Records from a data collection

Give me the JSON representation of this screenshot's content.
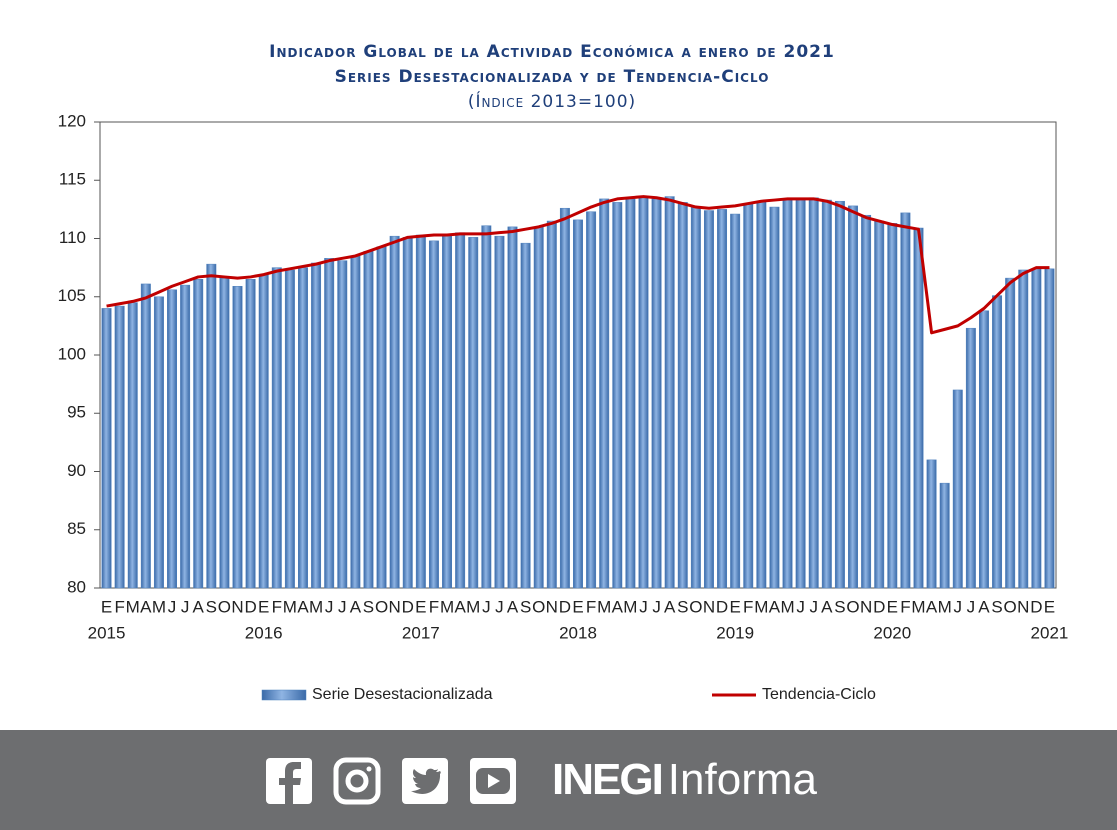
{
  "chart_data": {
    "type": "bar-line",
    "title": [
      "Indicador Global de la Actividad Económica a enero de 2021",
      "Series Desestacionalizada y de Tendencia-Ciclo",
      "(Índice 2013=100)"
    ],
    "categories": [
      "E",
      "F",
      "M",
      "A",
      "M",
      "J",
      "J",
      "A",
      "S",
      "O",
      "N",
      "D",
      "E",
      "F",
      "M",
      "A",
      "M",
      "J",
      "J",
      "A",
      "S",
      "O",
      "N",
      "D",
      "E",
      "F",
      "M",
      "A",
      "M",
      "J",
      "J",
      "A",
      "S",
      "O",
      "N",
      "D",
      "E",
      "F",
      "M",
      "A",
      "M",
      "J",
      "J",
      "A",
      "S",
      "O",
      "N",
      "D",
      "E",
      "F",
      "M",
      "A",
      "M",
      "J",
      "J",
      "A",
      "S",
      "O",
      "N",
      "D",
      "E",
      "F",
      "M",
      "A",
      "M",
      "J",
      "J",
      "A",
      "S",
      "O",
      "N",
      "D",
      "E"
    ],
    "category_groups": [
      "2015",
      "2016",
      "2017",
      "2018",
      "2019",
      "2020",
      "2021"
    ],
    "series": [
      {
        "name": "Serie Desestacionalizada",
        "kind": "bar",
        "color": "#4f81bd",
        "values": [
          104.0,
          104.2,
          104.5,
          106.1,
          105.0,
          105.6,
          106.0,
          106.5,
          107.8,
          106.6,
          105.9,
          106.5,
          106.9,
          107.5,
          107.3,
          107.5,
          107.9,
          108.3,
          108.1,
          108.5,
          108.9,
          109.3,
          110.2,
          110.1,
          110.3,
          109.8,
          110.4,
          110.5,
          110.1,
          111.1,
          110.2,
          111.0,
          109.6,
          111.0,
          111.5,
          112.6,
          111.6,
          112.3,
          113.4,
          113.1,
          113.4,
          113.5,
          113.4,
          113.6,
          113.1,
          112.7,
          112.4,
          112.5,
          112.1,
          113.0,
          113.2,
          112.7,
          113.4,
          113.3,
          113.5,
          113.3,
          113.2,
          112.8,
          112.0,
          111.5,
          111.3,
          112.2,
          110.9,
          91.0,
          89.0,
          97.0,
          102.3,
          103.8,
          105.1,
          106.6,
          107.3,
          107.4,
          107.4
        ]
      },
      {
        "name": "Tendencia-Ciclo",
        "kind": "line",
        "color": "#c00000",
        "values": [
          104.2,
          104.4,
          104.6,
          104.9,
          105.4,
          105.9,
          106.3,
          106.7,
          106.8,
          106.7,
          106.6,
          106.7,
          106.9,
          107.2,
          107.4,
          107.6,
          107.8,
          108.1,
          108.3,
          108.5,
          108.9,
          109.3,
          109.7,
          110.1,
          110.2,
          110.3,
          110.3,
          110.4,
          110.4,
          110.4,
          110.5,
          110.6,
          110.8,
          111.0,
          111.3,
          111.7,
          112.2,
          112.7,
          113.1,
          113.4,
          113.5,
          113.6,
          113.5,
          113.3,
          113.0,
          112.7,
          112.6,
          112.7,
          112.8,
          113.0,
          113.2,
          113.3,
          113.4,
          113.4,
          113.4,
          113.2,
          112.8,
          112.3,
          111.8,
          111.5,
          111.2,
          111.0,
          110.8,
          101.9,
          102.2,
          102.5,
          103.2,
          104.0,
          105.1,
          106.2,
          107.0,
          107.5,
          107.5
        ]
      }
    ],
    "ylim": [
      80,
      120
    ],
    "yticks": [
      80,
      85,
      90,
      95,
      100,
      105,
      110,
      115,
      120
    ],
    "grid": false
  },
  "footer": {
    "brand": "INEGI",
    "product": "Informa"
  }
}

Exercise requirements
Copy out every line from the material above in which the word "Desestacionalizada" appears.

Written reply
      "Series Desestacionalizada y de Tendencia-Ciclo",
        "name": "Serie Desestacionalizada",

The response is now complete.